- [PROBLEM DETAILS]
Output the data that follows exactly, line for line.

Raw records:
[BEGIN]
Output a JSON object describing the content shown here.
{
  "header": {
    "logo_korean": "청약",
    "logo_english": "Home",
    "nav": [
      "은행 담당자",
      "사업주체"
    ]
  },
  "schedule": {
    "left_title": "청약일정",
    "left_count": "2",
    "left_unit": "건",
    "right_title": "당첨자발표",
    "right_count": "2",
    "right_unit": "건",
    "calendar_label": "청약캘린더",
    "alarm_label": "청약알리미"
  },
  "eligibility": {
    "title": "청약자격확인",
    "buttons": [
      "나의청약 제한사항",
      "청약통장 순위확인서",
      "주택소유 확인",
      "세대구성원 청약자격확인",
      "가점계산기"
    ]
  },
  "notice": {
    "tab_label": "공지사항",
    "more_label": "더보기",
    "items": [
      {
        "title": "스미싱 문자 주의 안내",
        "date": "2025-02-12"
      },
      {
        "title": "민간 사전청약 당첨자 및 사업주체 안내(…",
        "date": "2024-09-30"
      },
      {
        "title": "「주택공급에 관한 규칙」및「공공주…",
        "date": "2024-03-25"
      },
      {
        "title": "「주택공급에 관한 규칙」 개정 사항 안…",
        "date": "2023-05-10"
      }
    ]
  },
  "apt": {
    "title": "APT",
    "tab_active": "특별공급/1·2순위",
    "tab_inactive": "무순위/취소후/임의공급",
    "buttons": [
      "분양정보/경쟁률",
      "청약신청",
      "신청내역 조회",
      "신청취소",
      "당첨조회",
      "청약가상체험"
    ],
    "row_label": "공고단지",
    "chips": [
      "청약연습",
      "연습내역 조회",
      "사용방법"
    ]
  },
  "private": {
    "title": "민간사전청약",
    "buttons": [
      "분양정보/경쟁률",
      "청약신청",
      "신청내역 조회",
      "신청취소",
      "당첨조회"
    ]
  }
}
[END]
- [RIGHT ANSWER]
Output a JSON object describing the content shown here.
{
  "header": {
    "logo_korean": "청약",
    "logo_english": "Home",
    "nav": [
      "은행 담당자",
      "사업주체"
    ]
  },
  "schedule": {
    "left_title": "청약일정",
    "left_count": "2",
    "left_unit": "건",
    "right_title": "당첨자발표",
    "right_count": "2",
    "right_unit": "건",
    "calendar_label": "청약캘린더",
    "alarm_label": "청약알리미"
  },
  "eligibility": {
    "title": "청약자격확인",
    "buttons": [
      "나의청약 제한사항",
      "청약통장 순위확인서",
      "주택소유 확인",
      "세대구성원 청약자격확인",
      "가점계산기"
    ]
  },
  "notice": {
    "tab_label": "공지사항",
    "more_label": "더보기",
    "items": [
      {
        "title": "스미싱 문자 주의 안내",
        "date": "2025-02-12"
      },
      {
        "title": "민간 사전청약 당첨자 및 사업주체 안내(…",
        "date": "2024-09-30"
      },
      {
        "title": "「주택공급에 관한 규칙」및「공공주…",
        "date": "2024-03-25"
      },
      {
        "title": "「주택공급에 관한 규칙」 개정 사항 안…",
        "date": "2023-05-10"
      }
    ]
  },
  "apt": {
    "title": "APT",
    "tab_active": "특별공급/1·2순위",
    "tab_inactive": "무순위/취소후/임의공급",
    "buttons": [
      "분양정보/경쟁률",
      "청약신청",
      "신청내역 조회",
      "신청취소",
      "당첨조회",
      "청약가상체험"
    ],
    "row_label": "공고단지",
    "chips": [
      "청약연습",
      "연습내역 조회",
      "사용방법"
    ]
  },
  "private": {
    "title": "민간사전청약",
    "buttons": [
      "분양정보/경쟁률",
      "청약신청",
      "신청내역 조회",
      "신청취소",
      "당첨조회"
    ]
  }
}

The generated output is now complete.